--- Start PROVIDED RECORDS ---

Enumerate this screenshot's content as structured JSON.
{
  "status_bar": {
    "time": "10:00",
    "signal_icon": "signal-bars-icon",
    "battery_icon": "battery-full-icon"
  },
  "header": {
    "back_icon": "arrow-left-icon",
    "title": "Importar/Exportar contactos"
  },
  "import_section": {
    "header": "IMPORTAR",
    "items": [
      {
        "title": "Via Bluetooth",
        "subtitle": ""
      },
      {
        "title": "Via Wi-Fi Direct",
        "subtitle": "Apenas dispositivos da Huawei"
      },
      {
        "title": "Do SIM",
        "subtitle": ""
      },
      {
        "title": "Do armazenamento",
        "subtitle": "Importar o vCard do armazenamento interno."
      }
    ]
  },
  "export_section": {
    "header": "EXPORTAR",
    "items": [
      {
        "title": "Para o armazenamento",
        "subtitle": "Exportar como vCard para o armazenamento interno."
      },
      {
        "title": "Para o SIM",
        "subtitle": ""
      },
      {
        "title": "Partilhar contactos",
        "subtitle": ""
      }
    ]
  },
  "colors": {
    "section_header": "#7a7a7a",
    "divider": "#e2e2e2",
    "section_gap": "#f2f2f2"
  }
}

--- End PROVIDED RECORDS ---

**REQUIREMENT**
In the listing above, find each line with the word "icon" and copy it.

**OUTPUT FOR THIS EXERCISE**
    "signal_icon": "signal-bars-icon",
    "battery_icon": "battery-full-icon"
    "back_icon": "arrow-left-icon",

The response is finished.